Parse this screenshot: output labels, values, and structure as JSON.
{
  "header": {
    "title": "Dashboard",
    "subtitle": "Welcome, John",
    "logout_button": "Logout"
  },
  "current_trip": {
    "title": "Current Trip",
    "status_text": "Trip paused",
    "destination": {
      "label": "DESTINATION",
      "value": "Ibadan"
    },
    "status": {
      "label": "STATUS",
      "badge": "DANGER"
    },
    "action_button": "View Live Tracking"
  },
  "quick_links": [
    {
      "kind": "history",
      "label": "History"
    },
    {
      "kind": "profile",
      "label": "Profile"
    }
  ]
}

| Short task |
Print the whole listing again, exactly.

| Exercise response |
Parse this screenshot: output labels, values, and structure as JSON.
{
  "header": {
    "title": "Dashboard",
    "subtitle": "Welcome, John",
    "logout_button": "Logout"
  },
  "current_trip": {
    "title": "Current Trip",
    "status_text": "Trip paused",
    "destination": {
      "label": "DESTINATION",
      "value": "Ibadan"
    },
    "status": {
      "label": "STATUS",
      "badge": "DANGER"
    },
    "action_button": "View Live Tracking"
  },
  "quick_links": [
    {
      "kind": "history",
      "label": "History"
    },
    {
      "kind": "profile",
      "label": "Profile"
    }
  ]
}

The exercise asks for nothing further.